AIM - Locate the word "this" in the data below, then copy every line that holds it.

--- BEGIN DATA LISTING ---

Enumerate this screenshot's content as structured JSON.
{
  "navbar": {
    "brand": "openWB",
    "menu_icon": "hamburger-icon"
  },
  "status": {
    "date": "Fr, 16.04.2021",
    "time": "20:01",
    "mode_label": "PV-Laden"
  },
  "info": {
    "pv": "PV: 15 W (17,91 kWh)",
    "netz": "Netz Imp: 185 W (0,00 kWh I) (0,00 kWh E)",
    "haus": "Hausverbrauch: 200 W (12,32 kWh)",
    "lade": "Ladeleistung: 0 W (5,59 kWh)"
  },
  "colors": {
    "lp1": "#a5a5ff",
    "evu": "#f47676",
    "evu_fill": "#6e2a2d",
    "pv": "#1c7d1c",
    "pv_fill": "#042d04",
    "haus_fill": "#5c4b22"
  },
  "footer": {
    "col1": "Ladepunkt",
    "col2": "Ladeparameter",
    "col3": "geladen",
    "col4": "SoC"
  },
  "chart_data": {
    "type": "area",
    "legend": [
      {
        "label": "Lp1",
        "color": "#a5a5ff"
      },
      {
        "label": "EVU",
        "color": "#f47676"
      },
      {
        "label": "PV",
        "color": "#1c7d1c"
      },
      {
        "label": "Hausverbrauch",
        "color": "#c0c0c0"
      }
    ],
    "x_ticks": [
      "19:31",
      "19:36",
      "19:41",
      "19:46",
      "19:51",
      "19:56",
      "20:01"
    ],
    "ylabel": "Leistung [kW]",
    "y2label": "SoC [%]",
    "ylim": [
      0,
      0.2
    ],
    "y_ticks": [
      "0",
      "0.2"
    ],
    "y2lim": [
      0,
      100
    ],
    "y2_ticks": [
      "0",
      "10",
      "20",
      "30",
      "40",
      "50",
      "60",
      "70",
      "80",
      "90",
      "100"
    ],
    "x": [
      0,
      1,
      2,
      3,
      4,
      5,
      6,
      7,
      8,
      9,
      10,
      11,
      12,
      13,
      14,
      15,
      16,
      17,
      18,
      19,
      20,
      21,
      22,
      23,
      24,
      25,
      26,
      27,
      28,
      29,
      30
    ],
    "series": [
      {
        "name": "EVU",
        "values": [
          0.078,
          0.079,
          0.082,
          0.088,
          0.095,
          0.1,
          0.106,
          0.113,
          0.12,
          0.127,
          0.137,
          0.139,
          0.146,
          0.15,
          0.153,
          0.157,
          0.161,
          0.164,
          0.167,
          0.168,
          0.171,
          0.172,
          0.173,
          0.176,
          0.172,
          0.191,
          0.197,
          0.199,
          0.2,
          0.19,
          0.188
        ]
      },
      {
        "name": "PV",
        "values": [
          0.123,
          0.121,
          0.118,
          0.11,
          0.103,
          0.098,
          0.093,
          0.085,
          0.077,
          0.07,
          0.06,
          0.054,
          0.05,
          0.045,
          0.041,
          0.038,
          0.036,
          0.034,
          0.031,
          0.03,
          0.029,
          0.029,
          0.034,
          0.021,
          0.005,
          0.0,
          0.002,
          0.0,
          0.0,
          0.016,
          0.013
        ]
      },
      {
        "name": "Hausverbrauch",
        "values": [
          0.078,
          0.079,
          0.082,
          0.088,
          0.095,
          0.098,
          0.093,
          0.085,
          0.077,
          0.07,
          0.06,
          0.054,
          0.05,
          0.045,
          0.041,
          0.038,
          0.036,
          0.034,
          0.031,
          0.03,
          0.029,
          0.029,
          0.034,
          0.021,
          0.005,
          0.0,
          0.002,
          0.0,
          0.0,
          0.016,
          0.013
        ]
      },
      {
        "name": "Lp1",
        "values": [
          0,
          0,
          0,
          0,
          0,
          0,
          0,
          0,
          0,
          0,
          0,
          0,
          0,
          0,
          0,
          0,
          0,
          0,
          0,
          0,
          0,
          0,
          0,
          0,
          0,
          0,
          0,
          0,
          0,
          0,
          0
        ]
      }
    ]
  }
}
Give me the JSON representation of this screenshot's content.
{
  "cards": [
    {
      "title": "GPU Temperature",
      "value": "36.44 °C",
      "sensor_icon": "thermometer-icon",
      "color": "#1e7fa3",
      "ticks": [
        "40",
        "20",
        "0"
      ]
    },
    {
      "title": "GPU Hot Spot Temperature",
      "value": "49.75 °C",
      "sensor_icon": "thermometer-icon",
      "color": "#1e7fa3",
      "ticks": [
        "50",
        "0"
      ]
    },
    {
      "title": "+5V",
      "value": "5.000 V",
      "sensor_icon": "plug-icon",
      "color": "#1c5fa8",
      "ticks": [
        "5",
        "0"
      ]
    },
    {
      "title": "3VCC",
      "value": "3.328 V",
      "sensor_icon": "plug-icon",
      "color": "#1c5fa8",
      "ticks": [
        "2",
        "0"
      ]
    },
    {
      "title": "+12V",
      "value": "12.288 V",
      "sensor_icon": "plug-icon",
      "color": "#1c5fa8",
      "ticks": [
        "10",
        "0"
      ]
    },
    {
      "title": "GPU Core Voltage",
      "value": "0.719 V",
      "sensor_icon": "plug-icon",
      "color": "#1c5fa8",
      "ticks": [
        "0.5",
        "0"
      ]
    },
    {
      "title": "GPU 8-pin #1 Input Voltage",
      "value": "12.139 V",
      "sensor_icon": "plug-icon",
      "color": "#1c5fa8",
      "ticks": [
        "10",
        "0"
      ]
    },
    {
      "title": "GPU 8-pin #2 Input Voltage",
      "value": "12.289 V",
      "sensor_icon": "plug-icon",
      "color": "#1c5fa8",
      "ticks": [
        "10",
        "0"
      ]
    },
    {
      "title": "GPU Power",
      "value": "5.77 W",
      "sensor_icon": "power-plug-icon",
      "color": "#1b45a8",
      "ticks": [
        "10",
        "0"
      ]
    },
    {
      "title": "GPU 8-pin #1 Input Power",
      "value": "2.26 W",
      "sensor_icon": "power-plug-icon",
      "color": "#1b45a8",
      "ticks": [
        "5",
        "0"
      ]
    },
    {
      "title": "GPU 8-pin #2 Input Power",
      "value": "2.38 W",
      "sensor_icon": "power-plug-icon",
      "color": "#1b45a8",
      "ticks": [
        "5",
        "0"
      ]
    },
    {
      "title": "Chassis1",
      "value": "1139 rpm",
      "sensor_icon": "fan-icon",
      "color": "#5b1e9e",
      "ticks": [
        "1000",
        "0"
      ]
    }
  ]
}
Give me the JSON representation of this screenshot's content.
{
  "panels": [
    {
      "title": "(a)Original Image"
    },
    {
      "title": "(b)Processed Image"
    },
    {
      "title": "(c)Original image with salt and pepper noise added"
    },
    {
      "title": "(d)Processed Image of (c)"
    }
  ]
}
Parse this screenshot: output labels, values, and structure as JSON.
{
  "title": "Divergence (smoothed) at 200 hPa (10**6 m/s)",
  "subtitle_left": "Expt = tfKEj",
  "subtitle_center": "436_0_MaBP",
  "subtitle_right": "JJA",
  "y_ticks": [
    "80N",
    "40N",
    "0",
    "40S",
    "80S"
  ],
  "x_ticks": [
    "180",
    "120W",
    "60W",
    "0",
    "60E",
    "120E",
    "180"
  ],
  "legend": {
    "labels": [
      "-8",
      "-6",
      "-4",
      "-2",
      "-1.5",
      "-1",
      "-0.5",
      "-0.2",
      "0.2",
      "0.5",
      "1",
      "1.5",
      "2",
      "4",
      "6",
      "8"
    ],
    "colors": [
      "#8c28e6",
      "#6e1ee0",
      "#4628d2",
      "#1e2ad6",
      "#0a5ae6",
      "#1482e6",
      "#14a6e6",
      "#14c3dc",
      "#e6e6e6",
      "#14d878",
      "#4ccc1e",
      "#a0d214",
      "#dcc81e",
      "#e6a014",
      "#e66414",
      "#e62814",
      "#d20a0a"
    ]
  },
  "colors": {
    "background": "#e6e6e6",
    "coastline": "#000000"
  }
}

--- END DATA LISTING ---

OUTPUT OF THE TASK -
Enumerate this screenshot's content as structured JSON.
Give me the JSON representation of this screenshot's content.
Give me the JSON representation of this screenshot's content.
Parse this screenshot: output labels, values, and structure as JSON.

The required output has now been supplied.